Send each entry back exactly as given, pictures excluded.

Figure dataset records
____________________

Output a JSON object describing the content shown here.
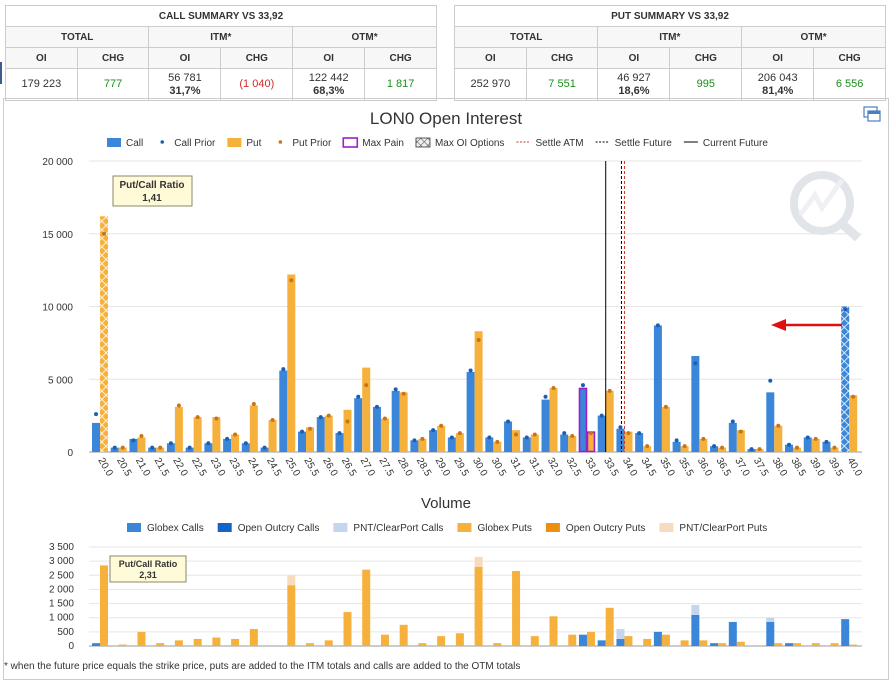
{
  "call_summary": {
    "title": "CALL SUMMARY VS 33,92",
    "group_total": "TOTAL",
    "group_itm": "ITM*",
    "group_otm": "OTM*",
    "col_oi": "OI",
    "col_chg": "CHG",
    "total_oi": "179 223",
    "total_chg": "777",
    "itm_oi": "56 781",
    "itm_pct": "31,7%",
    "itm_chg": "(1 040)",
    "otm_oi": "122 442",
    "otm_pct": "68,3%",
    "otm_chg": "1 817"
  },
  "put_summary": {
    "title": "PUT SUMMARY VS 33,92",
    "group_total": "TOTAL",
    "group_itm": "ITM*",
    "group_otm": "OTM*",
    "col_oi": "OI",
    "col_chg": "CHG",
    "total_oi": "252 970",
    "total_chg": "7 551",
    "itm_oi": "46 927",
    "itm_pct": "18,6%",
    "itm_chg": "995",
    "otm_oi": "206 043",
    "otm_pct": "81,4%",
    "otm_chg": "6 556"
  },
  "colors": {
    "call": "#3b86d8",
    "put": "#f6b13c",
    "call_prior": "#1a5fb4",
    "put_prior": "#c8741a",
    "max_pain": "#9b20c8",
    "settle_atm": "#c0392b",
    "open_outcry_calls": "#1562c8",
    "pnt_calls": "#c4d6ee",
    "open_outcry_puts": "#ef8f12",
    "pnt_puts": "#f6dcbc",
    "arrow": "#e01010"
  },
  "footnote": "* when the future price equals the strike price, puts are added to the ITM totals and calls are added to the OTM totals",
  "chart_data": [
    {
      "type": "bar",
      "title": "LON0 Open Interest",
      "legend": [
        "Call",
        "Call Prior",
        "Put",
        "Put Prior",
        "Max Pain",
        "Max OI Options",
        "Settle ATM",
        "Settle Future",
        "Current Future"
      ],
      "legend_placement": "top",
      "categories": [
        "20.0",
        "20.5",
        "21.0",
        "21.5",
        "22.0",
        "22.5",
        "23.0",
        "23.5",
        "24.0",
        "24.5",
        "25.0",
        "25.5",
        "26.0",
        "26.5",
        "27.0",
        "27.5",
        "28.0",
        "28.5",
        "29.0",
        "29.5",
        "30.0",
        "30.5",
        "31.0",
        "31.5",
        "32.0",
        "32.5",
        "33.0",
        "33.5",
        "34.0",
        "34.5",
        "35.0",
        "35.5",
        "36.0",
        "36.5",
        "37.0",
        "37.5",
        "38.0",
        "38.5",
        "39.0",
        "39.5",
        "40.0"
      ],
      "series": [
        {
          "name": "Call",
          "values": [
            2000,
            300,
            900,
            300,
            600,
            300,
            600,
            900,
            600,
            300,
            5600,
            1400,
            2400,
            1300,
            3700,
            3100,
            4200,
            800,
            1500,
            1000,
            5500,
            1000,
            2100,
            1000,
            3600,
            1200,
            4400,
            2500,
            1600,
            1300,
            8700,
            700,
            6600,
            400,
            2000,
            200,
            4100,
            500,
            1000,
            700,
            10000
          ]
        },
        {
          "name": "Call Prior",
          "values": [
            2600,
            300,
            800,
            300,
            600,
            300,
            600,
            900,
            600,
            300,
            5700,
            1400,
            2400,
            1300,
            3800,
            3100,
            4300,
            800,
            1500,
            1000,
            5600,
            1000,
            2100,
            1000,
            3800,
            1300,
            4600,
            2500,
            1700,
            1300,
            8700,
            800,
            6100,
            400,
            2100,
            200,
            4900,
            500,
            1000,
            700,
            9800
          ]
        },
        {
          "name": "Put",
          "values": [
            16200,
            300,
            1000,
            300,
            3100,
            2400,
            2400,
            1200,
            3200,
            2200,
            12200,
            1700,
            2500,
            2900,
            5800,
            2300,
            4100,
            900,
            1800,
            1300,
            8300,
            700,
            1500,
            1200,
            4400,
            1100,
            1400,
            4200,
            1400,
            400,
            3100,
            400,
            900,
            300,
            1500,
            200,
            1800,
            300,
            900,
            300,
            3900
          ]
        },
        {
          "name": "Put Prior",
          "values": [
            15000,
            300,
            1100,
            300,
            3200,
            2400,
            2300,
            1200,
            3300,
            2200,
            11800,
            1600,
            2500,
            2100,
            4600,
            2300,
            4000,
            900,
            1800,
            1300,
            7700,
            700,
            1200,
            1200,
            4400,
            1100,
            1300,
            4200,
            1300,
            400,
            3100,
            400,
            900,
            300,
            1400,
            200,
            1800,
            300,
            900,
            300,
            3800
          ]
        }
      ],
      "max_pain_strike": "33.0",
      "max_oi_strikes": [
        "20.0",
        "40.0"
      ],
      "settle_atm": 34.0,
      "settle_future": 33.92,
      "current_future": 33.5,
      "annotation": {
        "label": "Put/Call Ratio",
        "value": "1,41"
      },
      "ylim": [
        0,
        20000
      ],
      "yticks": [
        "0",
        "5 000",
        "10 000",
        "15 000",
        "20 000"
      ],
      "grid": true
    },
    {
      "type": "bar",
      "stacked": true,
      "title": "Volume",
      "legend": [
        "Globex Calls",
        "Open Outcry Calls",
        "PNT/ClearPort Calls",
        "Globex Puts",
        "Open Outcry Puts",
        "PNT/ClearPort Puts"
      ],
      "legend_placement": "top",
      "categories_ref": "same strikes as Open Interest",
      "series": [
        {
          "name": "Globex Calls",
          "values": [
            100,
            0,
            0,
            0,
            0,
            0,
            0,
            0,
            0,
            0,
            0,
            0,
            0,
            0,
            0,
            0,
            0,
            0,
            0,
            0,
            0,
            0,
            0,
            0,
            0,
            0,
            400,
            200,
            250,
            0,
            500,
            0,
            1100,
            100,
            850,
            0,
            850,
            100,
            0,
            0,
            950
          ]
        },
        {
          "name": "PNT/ClearPort Calls",
          "values": [
            0,
            0,
            0,
            0,
            0,
            0,
            0,
            0,
            0,
            0,
            0,
            0,
            0,
            0,
            0,
            0,
            0,
            0,
            0,
            0,
            0,
            0,
            0,
            0,
            0,
            0,
            0,
            0,
            350,
            0,
            0,
            0,
            350,
            0,
            0,
            0,
            150,
            0,
            0,
            0,
            0
          ]
        },
        {
          "name": "Globex Puts",
          "values": [
            2850,
            50,
            500,
            100,
            200,
            250,
            300,
            250,
            600,
            0,
            2150,
            100,
            200,
            1200,
            2700,
            400,
            750,
            100,
            350,
            450,
            2800,
            100,
            2650,
            350,
            1050,
            400,
            500,
            1350,
            350,
            250,
            400,
            200,
            200,
            100,
            150,
            0,
            100,
            100,
            100,
            100,
            50
          ]
        },
        {
          "name": "PNT/ClearPort Puts",
          "values": [
            0,
            0,
            0,
            0,
            0,
            0,
            0,
            0,
            0,
            0,
            350,
            0,
            0,
            0,
            0,
            0,
            0,
            0,
            0,
            0,
            350,
            0,
            0,
            0,
            0,
            0,
            0,
            0,
            0,
            0,
            0,
            0,
            0,
            0,
            0,
            0,
            0,
            0,
            0,
            0,
            0
          ]
        }
      ],
      "annotation": {
        "label": "Put/Call Ratio",
        "value": "2,31"
      },
      "ylim": [
        0,
        3500
      ],
      "yticks": [
        "0",
        "500",
        "1 000",
        "1 500",
        "2 000",
        "2 500",
        "3 000",
        "3 500"
      ],
      "grid": true
    }
  ]
}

____________________

[Task answer]
Output a JSON object describing the content shown here.
{
  "call_summary": {
    "title": "CALL SUMMARY VS 33,92",
    "group_total": "TOTAL",
    "group_itm": "ITM*",
    "group_otm": "OTM*",
    "col_oi": "OI",
    "col_chg": "CHG",
    "total_oi": "179 223",
    "total_chg": "777",
    "itm_oi": "56 781",
    "itm_pct": "31,7%",
    "itm_chg": "(1 040)",
    "otm_oi": "122 442",
    "otm_pct": "68,3%",
    "otm_chg": "1 817"
  },
  "put_summary": {
    "title": "PUT SUMMARY VS 33,92",
    "group_total": "TOTAL",
    "group_itm": "ITM*",
    "group_otm": "OTM*",
    "col_oi": "OI",
    "col_chg": "CHG",
    "total_oi": "252 970",
    "total_chg": "7 551",
    "itm_oi": "46 927",
    "itm_pct": "18,6%",
    "itm_chg": "995",
    "otm_oi": "206 043",
    "otm_pct": "81,4%",
    "otm_chg": "6 556"
  },
  "colors": {
    "call": "#3b86d8",
    "put": "#f6b13c",
    "call_prior": "#1a5fb4",
    "put_prior": "#c8741a",
    "max_pain": "#9b20c8",
    "settle_atm": "#c0392b",
    "open_outcry_calls": "#1562c8",
    "pnt_calls": "#c4d6ee",
    "open_outcry_puts": "#ef8f12",
    "pnt_puts": "#f6dcbc",
    "arrow": "#e01010"
  },
  "footnote": "* when the future price equals the strike price, puts are added to the ITM totals and calls are added to the OTM totals",
  "chart_data": [
    {
      "type": "bar",
      "title": "LON0 Open Interest",
      "legend": [
        "Call",
        "Call Prior",
        "Put",
        "Put Prior",
        "Max Pain",
        "Max OI Options",
        "Settle ATM",
        "Settle Future",
        "Current Future"
      ],
      "legend_placement": "top",
      "categories": [
        "20.0",
        "20.5",
        "21.0",
        "21.5",
        "22.0",
        "22.5",
        "23.0",
        "23.5",
        "24.0",
        "24.5",
        "25.0",
        "25.5",
        "26.0",
        "26.5",
        "27.0",
        "27.5",
        "28.0",
        "28.5",
        "29.0",
        "29.5",
        "30.0",
        "30.5",
        "31.0",
        "31.5",
        "32.0",
        "32.5",
        "33.0",
        "33.5",
        "34.0",
        "34.5",
        "35.0",
        "35.5",
        "36.0",
        "36.5",
        "37.0",
        "37.5",
        "38.0",
        "38.5",
        "39.0",
        "39.5",
        "40.0"
      ],
      "series": [
        {
          "name": "Call",
          "values": [
            2000,
            300,
            900,
            300,
            600,
            300,
            600,
            900,
            600,
            300,
            5600,
            1400,
            2400,
            1300,
            3700,
            3100,
            4200,
            800,
            1500,
            1000,
            5500,
            1000,
            2100,
            1000,
            3600,
            1200,
            4400,
            2500,
            1600,
            1300,
            8700,
            700,
            6600,
            400,
            2000,
            200,
            4100,
            500,
            1000,
            700,
            10000
          ]
        },
        {
          "name": "Call Prior",
          "values": [
            2600,
            300,
            800,
            300,
            600,
            300,
            600,
            900,
            600,
            300,
            5700,
            1400,
            2400,
            1300,
            3800,
            3100,
            4300,
            800,
            1500,
            1000,
            5600,
            1000,
            2100,
            1000,
            3800,
            1300,
            4600,
            2500,
            1700,
            1300,
            8700,
            800,
            6100,
            400,
            2100,
            200,
            4900,
            500,
            1000,
            700,
            9800
          ]
        },
        {
          "name": "Put",
          "values": [
            16200,
            300,
            1000,
            300,
            3100,
            2400,
            2400,
            1200,
            3200,
            2200,
            12200,
            1700,
            2500,
            2900,
            5800,
            2300,
            4100,
            900,
            1800,
            1300,
            8300,
            700,
            1500,
            1200,
            4400,
            1100,
            1400,
            4200,
            1400,
            400,
            3100,
            400,
            900,
            300,
            1500,
            200,
            1800,
            300,
            900,
            300,
            3900
          ]
        },
        {
          "name": "Put Prior",
          "values": [
            15000,
            300,
            1100,
            300,
            3200,
            2400,
            2300,
            1200,
            3300,
            2200,
            11800,
            1600,
            2500,
            2100,
            4600,
            2300,
            4000,
            900,
            1800,
            1300,
            7700,
            700,
            1200,
            1200,
            4400,
            1100,
            1300,
            4200,
            1300,
            400,
            3100,
            400,
            900,
            300,
            1400,
            200,
            1800,
            300,
            900,
            300,
            3800
          ]
        }
      ],
      "max_pain_strike": "33.0",
      "max_oi_strikes": [
        "20.0",
        "40.0"
      ],
      "settle_atm": 34.0,
      "settle_future": 33.92,
      "current_future": 33.5,
      "annotation": {
        "label": "Put/Call Ratio",
        "value": "1,41"
      },
      "ylim": [
        0,
        20000
      ],
      "yticks": [
        "0",
        "5 000",
        "10 000",
        "15 000",
        "20 000"
      ],
      "grid": true
    },
    {
      "type": "bar",
      "stacked": true,
      "title": "Volume",
      "legend": [
        "Globex Calls",
        "Open Outcry Calls",
        "PNT/ClearPort Calls",
        "Globex Puts",
        "Open Outcry Puts",
        "PNT/ClearPort Puts"
      ],
      "legend_placement": "top",
      "categories_ref": "same strikes as Open Interest",
      "series": [
        {
          "name": "Globex Calls",
          "values": [
            100,
            0,
            0,
            0,
            0,
            0,
            0,
            0,
            0,
            0,
            0,
            0,
            0,
            0,
            0,
            0,
            0,
            0,
            0,
            0,
            0,
            0,
            0,
            0,
            0,
            0,
            400,
            200,
            250,
            0,
            500,
            0,
            1100,
            100,
            850,
            0,
            850,
            100,
            0,
            0,
            950
          ]
        },
        {
          "name": "PNT/ClearPort Calls",
          "values": [
            0,
            0,
            0,
            0,
            0,
            0,
            0,
            0,
            0,
            0,
            0,
            0,
            0,
            0,
            0,
            0,
            0,
            0,
            0,
            0,
            0,
            0,
            0,
            0,
            0,
            0,
            0,
            0,
            350,
            0,
            0,
            0,
            350,
            0,
            0,
            0,
            150,
            0,
            0,
            0,
            0
          ]
        },
        {
          "name": "Globex Puts",
          "values": [
            2850,
            50,
            500,
            100,
            200,
            250,
            300,
            250,
            600,
            0,
            2150,
            100,
            200,
            1200,
            2700,
            400,
            750,
            100,
            350,
            450,
            2800,
            100,
            2650,
            350,
            1050,
            400,
            500,
            1350,
            350,
            250,
            400,
            200,
            200,
            100,
            150,
            0,
            100,
            100,
            100,
            100,
            50
          ]
        },
        {
          "name": "PNT/ClearPort Puts",
          "values": [
            0,
            0,
            0,
            0,
            0,
            0,
            0,
            0,
            0,
            0,
            350,
            0,
            0,
            0,
            0,
            0,
            0,
            0,
            0,
            0,
            350,
            0,
            0,
            0,
            0,
            0,
            0,
            0,
            0,
            0,
            0,
            0,
            0,
            0,
            0,
            0,
            0,
            0,
            0,
            0,
            0
          ]
        }
      ],
      "annotation": {
        "label": "Put/Call Ratio",
        "value": "2,31"
      },
      "ylim": [
        0,
        3500
      ],
      "yticks": [
        "0",
        "500",
        "1 000",
        "1 500",
        "2 000",
        "2 500",
        "3 000",
        "3 500"
      ],
      "grid": true
    }
  ]
}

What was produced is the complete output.